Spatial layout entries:
Begin
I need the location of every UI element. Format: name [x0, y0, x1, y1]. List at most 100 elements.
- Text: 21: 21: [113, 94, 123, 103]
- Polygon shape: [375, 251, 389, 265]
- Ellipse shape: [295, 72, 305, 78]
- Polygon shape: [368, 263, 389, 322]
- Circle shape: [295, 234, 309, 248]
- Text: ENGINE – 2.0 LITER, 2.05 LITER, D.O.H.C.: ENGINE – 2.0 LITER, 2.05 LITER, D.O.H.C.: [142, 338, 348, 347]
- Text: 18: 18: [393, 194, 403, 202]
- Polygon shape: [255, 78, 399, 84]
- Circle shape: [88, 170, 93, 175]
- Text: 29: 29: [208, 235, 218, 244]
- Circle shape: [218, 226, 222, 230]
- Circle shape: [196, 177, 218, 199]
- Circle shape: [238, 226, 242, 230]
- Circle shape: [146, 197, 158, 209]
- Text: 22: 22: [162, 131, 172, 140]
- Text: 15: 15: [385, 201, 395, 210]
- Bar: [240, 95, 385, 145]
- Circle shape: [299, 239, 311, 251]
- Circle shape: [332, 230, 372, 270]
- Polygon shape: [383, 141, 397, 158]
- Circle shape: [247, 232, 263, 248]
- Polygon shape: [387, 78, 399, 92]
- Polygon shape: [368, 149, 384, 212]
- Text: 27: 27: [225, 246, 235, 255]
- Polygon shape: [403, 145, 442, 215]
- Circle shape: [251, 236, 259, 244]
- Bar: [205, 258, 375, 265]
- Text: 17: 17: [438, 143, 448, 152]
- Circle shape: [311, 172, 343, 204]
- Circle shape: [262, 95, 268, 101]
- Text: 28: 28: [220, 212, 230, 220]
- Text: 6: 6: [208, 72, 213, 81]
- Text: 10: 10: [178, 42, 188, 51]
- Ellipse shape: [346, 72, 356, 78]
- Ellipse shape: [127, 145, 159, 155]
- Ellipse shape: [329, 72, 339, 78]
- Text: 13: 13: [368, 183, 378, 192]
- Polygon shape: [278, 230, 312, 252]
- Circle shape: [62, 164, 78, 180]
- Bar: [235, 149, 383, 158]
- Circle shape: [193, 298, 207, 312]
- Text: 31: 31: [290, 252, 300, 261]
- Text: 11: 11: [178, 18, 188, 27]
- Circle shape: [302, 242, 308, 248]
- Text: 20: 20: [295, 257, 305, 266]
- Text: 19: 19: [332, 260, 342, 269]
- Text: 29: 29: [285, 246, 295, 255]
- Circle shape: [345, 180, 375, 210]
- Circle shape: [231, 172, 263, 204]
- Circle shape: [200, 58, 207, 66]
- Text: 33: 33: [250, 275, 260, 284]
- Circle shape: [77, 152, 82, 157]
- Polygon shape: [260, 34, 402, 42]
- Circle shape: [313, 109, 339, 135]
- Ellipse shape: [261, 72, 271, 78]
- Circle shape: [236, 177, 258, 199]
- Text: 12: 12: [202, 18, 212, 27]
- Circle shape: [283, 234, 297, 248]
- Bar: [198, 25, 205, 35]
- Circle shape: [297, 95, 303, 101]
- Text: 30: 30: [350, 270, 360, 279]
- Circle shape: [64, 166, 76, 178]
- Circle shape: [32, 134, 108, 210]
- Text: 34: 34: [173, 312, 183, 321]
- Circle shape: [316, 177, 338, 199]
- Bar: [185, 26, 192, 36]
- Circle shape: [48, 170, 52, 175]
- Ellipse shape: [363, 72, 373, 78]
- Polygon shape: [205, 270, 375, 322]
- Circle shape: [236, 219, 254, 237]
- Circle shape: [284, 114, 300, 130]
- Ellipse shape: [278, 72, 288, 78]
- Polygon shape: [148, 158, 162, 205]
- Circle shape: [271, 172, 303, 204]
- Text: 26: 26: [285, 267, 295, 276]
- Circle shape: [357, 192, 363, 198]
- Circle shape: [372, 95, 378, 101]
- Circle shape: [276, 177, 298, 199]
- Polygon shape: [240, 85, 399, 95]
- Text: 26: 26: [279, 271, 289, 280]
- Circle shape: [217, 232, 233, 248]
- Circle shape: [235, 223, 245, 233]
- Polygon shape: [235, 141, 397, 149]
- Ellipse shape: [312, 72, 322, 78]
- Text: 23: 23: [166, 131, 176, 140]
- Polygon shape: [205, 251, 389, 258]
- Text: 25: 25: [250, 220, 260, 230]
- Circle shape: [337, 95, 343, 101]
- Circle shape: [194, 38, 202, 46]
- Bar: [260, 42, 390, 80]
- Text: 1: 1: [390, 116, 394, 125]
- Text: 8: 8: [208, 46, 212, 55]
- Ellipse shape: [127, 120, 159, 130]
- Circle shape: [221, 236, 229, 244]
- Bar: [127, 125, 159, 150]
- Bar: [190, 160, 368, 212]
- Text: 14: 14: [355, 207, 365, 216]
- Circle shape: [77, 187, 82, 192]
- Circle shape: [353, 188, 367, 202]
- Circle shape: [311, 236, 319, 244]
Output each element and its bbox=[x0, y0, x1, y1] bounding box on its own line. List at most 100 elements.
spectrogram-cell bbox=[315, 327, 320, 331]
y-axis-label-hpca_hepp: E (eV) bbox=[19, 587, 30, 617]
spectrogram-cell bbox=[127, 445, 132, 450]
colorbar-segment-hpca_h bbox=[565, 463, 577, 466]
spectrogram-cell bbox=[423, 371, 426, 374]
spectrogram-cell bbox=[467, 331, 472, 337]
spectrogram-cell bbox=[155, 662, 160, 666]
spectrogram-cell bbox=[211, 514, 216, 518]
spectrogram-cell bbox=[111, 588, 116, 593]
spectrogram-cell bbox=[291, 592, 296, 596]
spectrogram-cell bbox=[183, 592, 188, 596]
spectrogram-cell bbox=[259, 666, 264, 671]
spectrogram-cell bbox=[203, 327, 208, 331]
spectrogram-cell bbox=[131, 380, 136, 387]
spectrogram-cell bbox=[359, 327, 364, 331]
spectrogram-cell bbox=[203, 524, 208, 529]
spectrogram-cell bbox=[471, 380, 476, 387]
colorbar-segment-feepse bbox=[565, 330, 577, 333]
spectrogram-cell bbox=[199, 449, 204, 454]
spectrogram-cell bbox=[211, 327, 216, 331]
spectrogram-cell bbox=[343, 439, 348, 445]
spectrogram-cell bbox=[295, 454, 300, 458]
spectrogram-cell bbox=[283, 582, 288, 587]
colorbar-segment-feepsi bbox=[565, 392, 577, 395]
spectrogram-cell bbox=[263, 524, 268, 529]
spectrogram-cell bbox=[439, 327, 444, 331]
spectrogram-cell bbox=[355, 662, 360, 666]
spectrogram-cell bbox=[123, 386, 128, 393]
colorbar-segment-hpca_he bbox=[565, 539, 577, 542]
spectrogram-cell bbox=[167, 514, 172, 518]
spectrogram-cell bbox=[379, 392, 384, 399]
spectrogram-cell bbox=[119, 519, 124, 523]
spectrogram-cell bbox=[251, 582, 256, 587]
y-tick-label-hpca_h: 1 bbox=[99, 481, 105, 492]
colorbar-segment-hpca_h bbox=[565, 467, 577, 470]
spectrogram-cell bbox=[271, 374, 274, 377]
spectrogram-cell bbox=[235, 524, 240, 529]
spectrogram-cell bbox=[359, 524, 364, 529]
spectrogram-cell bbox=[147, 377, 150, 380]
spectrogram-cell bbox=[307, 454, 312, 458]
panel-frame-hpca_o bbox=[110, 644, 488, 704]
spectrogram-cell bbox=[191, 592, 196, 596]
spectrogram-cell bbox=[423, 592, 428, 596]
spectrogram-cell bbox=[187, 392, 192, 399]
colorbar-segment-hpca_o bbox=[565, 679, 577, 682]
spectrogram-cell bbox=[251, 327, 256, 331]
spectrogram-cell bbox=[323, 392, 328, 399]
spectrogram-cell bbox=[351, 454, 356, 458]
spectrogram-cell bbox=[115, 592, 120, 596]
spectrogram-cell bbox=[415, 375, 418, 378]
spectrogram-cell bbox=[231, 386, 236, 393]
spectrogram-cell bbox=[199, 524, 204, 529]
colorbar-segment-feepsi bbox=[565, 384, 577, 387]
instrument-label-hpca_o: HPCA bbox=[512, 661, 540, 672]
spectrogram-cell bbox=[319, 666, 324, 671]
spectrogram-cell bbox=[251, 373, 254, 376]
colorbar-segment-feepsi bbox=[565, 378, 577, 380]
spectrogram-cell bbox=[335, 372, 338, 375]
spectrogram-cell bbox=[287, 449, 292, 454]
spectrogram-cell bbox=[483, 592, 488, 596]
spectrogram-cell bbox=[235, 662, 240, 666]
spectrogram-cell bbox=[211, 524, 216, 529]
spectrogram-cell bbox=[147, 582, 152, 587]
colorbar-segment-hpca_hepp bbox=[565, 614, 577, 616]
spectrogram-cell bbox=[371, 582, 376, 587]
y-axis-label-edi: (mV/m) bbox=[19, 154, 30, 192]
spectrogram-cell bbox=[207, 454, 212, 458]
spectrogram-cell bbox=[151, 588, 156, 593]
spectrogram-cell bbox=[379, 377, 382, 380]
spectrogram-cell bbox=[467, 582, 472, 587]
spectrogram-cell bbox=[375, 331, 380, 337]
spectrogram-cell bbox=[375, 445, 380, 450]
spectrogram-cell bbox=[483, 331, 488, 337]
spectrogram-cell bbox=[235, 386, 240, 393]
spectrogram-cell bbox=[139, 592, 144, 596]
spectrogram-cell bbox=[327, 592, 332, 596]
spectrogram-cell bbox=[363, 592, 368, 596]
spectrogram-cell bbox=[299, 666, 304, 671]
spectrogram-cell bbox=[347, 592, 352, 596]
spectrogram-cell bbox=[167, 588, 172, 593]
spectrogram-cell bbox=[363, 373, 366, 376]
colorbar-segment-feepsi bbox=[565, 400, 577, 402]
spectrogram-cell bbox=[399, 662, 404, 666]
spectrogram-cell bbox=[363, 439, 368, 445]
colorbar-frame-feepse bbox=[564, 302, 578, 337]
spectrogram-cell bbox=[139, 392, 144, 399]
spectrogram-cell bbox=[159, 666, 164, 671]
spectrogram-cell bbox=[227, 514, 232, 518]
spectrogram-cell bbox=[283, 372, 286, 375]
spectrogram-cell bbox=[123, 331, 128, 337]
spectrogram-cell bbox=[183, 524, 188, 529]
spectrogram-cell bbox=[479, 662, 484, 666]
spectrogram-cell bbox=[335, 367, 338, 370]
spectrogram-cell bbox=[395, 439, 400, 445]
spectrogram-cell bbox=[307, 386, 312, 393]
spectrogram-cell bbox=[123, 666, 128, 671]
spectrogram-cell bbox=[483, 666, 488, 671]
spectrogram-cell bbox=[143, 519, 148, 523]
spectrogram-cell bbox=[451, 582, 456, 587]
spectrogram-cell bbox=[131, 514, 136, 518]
End
• _Exercise objective_
Rewrite the data from its first line through the line containing "- Text: 33: 33: [250, 275, 260, 284]", replacing "Ellipse shape" with "Oval shape" and leaving everything else unchanged.

• _Final result_
I need the location of every UI element. Format: name [x0, y0, x1, y1]. List at most 100 elements.
- Text: 21: 21: [113, 94, 123, 103]
- Polygon shape: [375, 251, 389, 265]
- Oval shape: [295, 72, 305, 78]
- Polygon shape: [368, 263, 389, 322]
- Circle shape: [295, 234, 309, 248]
- Text: ENGINE – 2.0 LITER, 2.05 LITER, D.O.H.C.: ENGINE – 2.0 LITER, 2.05 LITER, D.O.H.C.: [142, 338, 348, 347]
- Text: 18: 18: [393, 194, 403, 202]
- Polygon shape: [255, 78, 399, 84]
- Circle shape: [88, 170, 93, 175]
- Text: 29: 29: [208, 235, 218, 244]
- Circle shape: [218, 226, 222, 230]
- Circle shape: [196, 177, 218, 199]
- Circle shape: [238, 226, 242, 230]
- Circle shape: [146, 197, 158, 209]
- Text: 22: 22: [162, 131, 172, 140]
- Text: 15: 15: [385, 201, 395, 210]
- Bar: [240, 95, 385, 145]
- Circle shape: [299, 239, 311, 251]
- Circle shape: [332, 230, 372, 270]
- Polygon shape: [383, 141, 397, 158]
- Circle shape: [247, 232, 263, 248]
- Polygon shape: [387, 78, 399, 92]
- Polygon shape: [368, 149, 384, 212]
- Text: 27: 27: [225, 246, 235, 255]
- Polygon shape: [403, 145, 442, 215]
- Circle shape: [251, 236, 259, 244]
- Bar: [205, 258, 375, 265]
- Text: 17: 17: [438, 143, 448, 152]
- Circle shape: [311, 172, 343, 204]
- Circle shape: [262, 95, 268, 101]
- Text: 28: 28: [220, 212, 230, 220]
- Text: 6: 6: [208, 72, 213, 81]
- Text: 10: 10: [178, 42, 188, 51]
- Oval shape: [346, 72, 356, 78]
- Oval shape: [127, 145, 159, 155]
- Oval shape: [329, 72, 339, 78]
- Text: 13: 13: [368, 183, 378, 192]
- Polygon shape: [278, 230, 312, 252]
- Circle shape: [62, 164, 78, 180]
- Bar: [235, 149, 383, 158]
- Circle shape: [193, 298, 207, 312]
- Text: 31: 31: [290, 252, 300, 261]
- Text: 11: 11: [178, 18, 188, 27]
- Circle shape: [302, 242, 308, 248]
- Text: 20: 20: [295, 257, 305, 266]
- Text: 19: 19: [332, 260, 342, 269]
- Text: 29: 29: [285, 246, 295, 255]
- Circle shape: [345, 180, 375, 210]
- Circle shape: [231, 172, 263, 204]
- Circle shape: [200, 58, 207, 66]
- Text: 33: 33: [250, 275, 260, 284]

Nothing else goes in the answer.